Work instructions: Using the entries below, return word for word the lines from the one containing "Enumerate this chart's" up to and including the last.

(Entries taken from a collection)

--

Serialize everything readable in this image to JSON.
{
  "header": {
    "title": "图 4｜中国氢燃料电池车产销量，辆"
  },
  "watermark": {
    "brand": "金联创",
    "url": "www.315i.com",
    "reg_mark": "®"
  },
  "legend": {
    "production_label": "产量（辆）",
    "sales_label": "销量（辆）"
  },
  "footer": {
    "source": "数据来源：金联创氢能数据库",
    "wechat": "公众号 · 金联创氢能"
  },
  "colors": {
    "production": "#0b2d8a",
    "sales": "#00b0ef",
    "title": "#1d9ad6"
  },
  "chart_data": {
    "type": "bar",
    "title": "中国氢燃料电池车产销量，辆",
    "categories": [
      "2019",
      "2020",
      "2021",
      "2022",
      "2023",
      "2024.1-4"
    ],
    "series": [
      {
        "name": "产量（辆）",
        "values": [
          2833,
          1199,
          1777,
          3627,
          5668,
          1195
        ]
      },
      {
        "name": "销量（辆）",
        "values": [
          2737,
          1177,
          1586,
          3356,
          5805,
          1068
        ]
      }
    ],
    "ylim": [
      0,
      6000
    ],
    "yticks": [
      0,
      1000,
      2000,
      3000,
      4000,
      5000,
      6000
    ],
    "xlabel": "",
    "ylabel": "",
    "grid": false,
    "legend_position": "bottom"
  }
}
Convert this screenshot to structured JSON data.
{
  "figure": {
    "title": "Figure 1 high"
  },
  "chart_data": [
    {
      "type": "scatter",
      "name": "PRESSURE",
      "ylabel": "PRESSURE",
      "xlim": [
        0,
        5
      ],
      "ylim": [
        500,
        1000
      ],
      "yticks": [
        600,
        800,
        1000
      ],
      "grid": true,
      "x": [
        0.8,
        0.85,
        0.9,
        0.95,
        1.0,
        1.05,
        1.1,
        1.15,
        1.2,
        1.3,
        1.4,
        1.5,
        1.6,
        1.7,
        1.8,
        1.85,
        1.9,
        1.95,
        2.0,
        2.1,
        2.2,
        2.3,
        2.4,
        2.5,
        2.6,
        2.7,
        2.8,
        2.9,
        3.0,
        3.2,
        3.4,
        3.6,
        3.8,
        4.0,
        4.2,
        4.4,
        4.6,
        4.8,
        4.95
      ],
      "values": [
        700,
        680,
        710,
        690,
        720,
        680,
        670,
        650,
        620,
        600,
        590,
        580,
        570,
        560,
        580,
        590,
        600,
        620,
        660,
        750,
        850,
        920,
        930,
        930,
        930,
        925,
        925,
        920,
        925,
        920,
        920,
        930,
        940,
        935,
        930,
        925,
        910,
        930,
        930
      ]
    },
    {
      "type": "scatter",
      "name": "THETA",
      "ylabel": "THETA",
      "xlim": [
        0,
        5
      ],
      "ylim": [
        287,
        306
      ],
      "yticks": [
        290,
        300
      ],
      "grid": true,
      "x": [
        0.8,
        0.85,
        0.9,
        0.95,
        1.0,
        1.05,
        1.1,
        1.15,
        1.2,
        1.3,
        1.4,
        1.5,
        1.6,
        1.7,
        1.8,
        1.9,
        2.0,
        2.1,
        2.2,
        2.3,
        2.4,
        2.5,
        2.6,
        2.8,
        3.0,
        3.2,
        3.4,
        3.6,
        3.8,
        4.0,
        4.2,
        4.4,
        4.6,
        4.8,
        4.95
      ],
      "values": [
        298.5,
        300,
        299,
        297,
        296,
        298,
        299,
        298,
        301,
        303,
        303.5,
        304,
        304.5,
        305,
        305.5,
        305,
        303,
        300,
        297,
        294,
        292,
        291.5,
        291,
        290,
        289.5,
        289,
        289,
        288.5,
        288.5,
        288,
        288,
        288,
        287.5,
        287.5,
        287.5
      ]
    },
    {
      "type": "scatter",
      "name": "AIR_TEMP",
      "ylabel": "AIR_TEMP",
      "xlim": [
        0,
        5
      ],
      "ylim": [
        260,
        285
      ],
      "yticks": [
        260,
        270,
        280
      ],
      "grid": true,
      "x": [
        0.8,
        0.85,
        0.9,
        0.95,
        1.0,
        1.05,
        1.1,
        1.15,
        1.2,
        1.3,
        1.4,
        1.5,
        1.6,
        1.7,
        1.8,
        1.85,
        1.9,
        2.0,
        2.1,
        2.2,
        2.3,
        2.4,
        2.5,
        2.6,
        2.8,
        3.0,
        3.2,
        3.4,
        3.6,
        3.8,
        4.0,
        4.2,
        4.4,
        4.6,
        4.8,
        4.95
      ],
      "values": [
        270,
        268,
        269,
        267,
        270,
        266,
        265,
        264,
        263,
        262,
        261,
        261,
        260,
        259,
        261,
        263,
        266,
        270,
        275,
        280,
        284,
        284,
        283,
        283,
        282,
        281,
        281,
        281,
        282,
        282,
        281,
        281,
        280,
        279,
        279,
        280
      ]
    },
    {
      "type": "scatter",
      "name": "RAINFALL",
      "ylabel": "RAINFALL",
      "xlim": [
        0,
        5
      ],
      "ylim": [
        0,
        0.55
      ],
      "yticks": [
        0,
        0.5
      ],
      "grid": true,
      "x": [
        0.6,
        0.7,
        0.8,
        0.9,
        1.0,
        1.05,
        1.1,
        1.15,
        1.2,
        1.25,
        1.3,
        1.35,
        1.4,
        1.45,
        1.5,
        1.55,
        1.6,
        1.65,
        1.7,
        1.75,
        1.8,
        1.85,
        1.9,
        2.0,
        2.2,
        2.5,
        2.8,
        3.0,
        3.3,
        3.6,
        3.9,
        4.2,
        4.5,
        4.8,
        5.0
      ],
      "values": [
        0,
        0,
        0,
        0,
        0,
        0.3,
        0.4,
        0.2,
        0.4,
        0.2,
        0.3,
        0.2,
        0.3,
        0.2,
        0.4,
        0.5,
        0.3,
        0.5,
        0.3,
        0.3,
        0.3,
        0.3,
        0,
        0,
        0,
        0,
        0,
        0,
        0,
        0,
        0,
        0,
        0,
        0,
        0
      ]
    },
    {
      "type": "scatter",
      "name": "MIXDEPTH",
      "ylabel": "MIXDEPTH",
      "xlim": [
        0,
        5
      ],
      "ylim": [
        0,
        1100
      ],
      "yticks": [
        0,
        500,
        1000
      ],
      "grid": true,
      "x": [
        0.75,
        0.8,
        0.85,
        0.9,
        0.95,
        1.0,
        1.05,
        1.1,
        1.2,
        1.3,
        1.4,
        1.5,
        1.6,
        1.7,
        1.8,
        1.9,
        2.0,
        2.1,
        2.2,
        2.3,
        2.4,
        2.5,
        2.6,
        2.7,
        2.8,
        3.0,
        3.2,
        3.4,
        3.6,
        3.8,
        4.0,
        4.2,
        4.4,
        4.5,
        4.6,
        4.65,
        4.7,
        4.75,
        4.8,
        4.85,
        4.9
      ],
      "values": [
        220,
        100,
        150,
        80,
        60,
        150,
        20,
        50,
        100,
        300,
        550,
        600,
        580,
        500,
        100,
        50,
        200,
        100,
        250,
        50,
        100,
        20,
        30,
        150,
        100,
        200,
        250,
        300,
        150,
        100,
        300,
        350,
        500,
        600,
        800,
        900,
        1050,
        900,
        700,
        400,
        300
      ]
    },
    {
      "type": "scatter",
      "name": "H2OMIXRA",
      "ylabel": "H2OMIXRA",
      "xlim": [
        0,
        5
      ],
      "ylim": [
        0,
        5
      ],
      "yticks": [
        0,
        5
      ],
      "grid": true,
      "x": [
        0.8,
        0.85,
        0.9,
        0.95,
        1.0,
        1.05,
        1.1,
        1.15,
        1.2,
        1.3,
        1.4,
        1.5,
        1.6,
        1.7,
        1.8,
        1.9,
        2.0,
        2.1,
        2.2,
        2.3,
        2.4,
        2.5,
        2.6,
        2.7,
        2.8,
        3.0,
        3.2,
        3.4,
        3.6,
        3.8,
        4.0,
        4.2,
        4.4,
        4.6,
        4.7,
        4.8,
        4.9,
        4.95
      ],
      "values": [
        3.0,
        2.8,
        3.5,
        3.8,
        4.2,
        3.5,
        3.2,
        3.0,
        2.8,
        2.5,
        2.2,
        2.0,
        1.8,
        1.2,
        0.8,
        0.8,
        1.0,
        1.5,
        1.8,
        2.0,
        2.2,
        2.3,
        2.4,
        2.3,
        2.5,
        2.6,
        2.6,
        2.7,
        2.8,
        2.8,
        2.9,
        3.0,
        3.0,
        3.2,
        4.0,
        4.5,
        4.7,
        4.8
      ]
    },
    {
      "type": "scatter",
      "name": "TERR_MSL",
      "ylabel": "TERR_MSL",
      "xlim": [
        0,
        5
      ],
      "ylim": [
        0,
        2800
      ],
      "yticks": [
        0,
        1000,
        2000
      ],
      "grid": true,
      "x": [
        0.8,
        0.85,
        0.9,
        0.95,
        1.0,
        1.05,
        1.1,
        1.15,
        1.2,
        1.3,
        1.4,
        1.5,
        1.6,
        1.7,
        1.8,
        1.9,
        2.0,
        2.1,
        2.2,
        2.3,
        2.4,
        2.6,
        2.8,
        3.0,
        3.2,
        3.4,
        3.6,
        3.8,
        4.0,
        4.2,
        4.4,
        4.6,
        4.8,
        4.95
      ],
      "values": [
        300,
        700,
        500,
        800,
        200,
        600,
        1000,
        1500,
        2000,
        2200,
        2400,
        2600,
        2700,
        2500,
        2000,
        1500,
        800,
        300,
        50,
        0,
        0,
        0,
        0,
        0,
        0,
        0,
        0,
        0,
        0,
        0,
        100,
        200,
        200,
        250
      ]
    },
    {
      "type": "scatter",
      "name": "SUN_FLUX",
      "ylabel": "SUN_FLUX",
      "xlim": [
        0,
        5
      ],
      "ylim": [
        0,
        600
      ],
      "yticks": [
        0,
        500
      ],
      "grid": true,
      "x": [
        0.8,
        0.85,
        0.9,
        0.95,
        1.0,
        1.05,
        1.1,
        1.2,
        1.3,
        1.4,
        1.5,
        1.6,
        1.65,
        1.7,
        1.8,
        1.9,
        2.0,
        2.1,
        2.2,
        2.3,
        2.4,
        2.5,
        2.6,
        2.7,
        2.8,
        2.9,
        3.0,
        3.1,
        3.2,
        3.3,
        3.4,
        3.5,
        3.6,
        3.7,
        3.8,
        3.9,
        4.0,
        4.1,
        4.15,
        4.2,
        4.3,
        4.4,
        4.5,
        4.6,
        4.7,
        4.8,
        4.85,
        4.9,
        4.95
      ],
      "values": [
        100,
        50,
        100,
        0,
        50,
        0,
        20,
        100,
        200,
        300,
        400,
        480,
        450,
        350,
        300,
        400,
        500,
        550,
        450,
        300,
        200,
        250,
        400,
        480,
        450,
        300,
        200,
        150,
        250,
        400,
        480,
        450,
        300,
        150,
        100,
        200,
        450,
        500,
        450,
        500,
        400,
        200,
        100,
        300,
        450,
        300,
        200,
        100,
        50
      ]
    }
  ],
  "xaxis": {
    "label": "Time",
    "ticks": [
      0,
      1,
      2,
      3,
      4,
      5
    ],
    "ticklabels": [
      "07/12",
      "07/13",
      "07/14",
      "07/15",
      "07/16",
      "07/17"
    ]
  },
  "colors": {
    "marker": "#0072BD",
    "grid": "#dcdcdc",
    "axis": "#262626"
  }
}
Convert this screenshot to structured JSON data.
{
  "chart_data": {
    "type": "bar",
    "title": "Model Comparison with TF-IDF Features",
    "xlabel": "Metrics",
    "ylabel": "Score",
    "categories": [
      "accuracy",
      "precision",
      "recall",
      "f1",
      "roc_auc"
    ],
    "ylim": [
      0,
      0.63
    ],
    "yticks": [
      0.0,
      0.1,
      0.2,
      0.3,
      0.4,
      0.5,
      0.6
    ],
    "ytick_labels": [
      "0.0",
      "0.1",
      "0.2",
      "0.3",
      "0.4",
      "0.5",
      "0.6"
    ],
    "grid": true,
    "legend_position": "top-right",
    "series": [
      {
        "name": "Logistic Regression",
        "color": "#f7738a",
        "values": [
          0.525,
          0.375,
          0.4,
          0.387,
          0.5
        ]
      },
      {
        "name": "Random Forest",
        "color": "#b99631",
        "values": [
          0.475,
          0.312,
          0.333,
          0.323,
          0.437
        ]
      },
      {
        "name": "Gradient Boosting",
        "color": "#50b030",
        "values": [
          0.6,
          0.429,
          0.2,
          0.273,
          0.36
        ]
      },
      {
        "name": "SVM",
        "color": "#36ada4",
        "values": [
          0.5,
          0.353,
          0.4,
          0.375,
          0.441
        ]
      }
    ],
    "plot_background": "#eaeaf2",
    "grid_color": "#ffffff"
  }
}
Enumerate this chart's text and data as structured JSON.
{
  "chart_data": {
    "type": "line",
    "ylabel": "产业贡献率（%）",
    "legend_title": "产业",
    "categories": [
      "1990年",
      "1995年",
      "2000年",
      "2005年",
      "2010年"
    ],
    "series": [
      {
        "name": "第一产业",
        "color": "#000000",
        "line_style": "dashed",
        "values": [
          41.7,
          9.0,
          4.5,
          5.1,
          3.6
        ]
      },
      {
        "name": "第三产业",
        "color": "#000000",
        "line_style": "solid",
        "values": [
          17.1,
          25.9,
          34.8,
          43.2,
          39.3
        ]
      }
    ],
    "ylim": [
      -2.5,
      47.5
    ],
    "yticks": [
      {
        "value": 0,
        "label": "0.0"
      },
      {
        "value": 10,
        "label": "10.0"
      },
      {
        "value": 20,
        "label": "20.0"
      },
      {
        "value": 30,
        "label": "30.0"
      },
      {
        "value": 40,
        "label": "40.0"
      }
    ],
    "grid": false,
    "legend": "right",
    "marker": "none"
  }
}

--

Answer below:
Enumerate this chart's text and data as structured JSON.
{
  "chart_data": {
    "type": "line",
    "ylabel": "产业贡献率（%）",
    "legend_title": "产业",
    "categories": [
      "1990年",
      "1995年",
      "2000年",
      "2005年",
      "2010年"
    ],
    "series": [
      {
        "name": "第一产业",
        "color": "#000000",
        "line_style": "dashed",
        "values": [
          41.7,
          9.0,
          4.5,
          5.1,
          3.6
        ]
      },
      {
        "name": "第三产业",
        "color": "#000000",
        "line_style": "solid",
        "values": [
          17.1,
          25.9,
          34.8,
          43.2,
          39.3
        ]
      }
    ],
    "ylim": [
      -2.5,
      47.5
    ],
    "yticks": [
      {
        "value": 0,
        "label": "0.0"
      },
      {
        "value": 10,
        "label": "10.0"
      },
      {
        "value": 20,
        "label": "20.0"
      },
      {
        "value": 30,
        "label": "30.0"
      },
      {
        "value": 40,
        "label": "40.0"
      }
    ],
    "grid": false,
    "legend": "right",
    "marker": "none"
  }
}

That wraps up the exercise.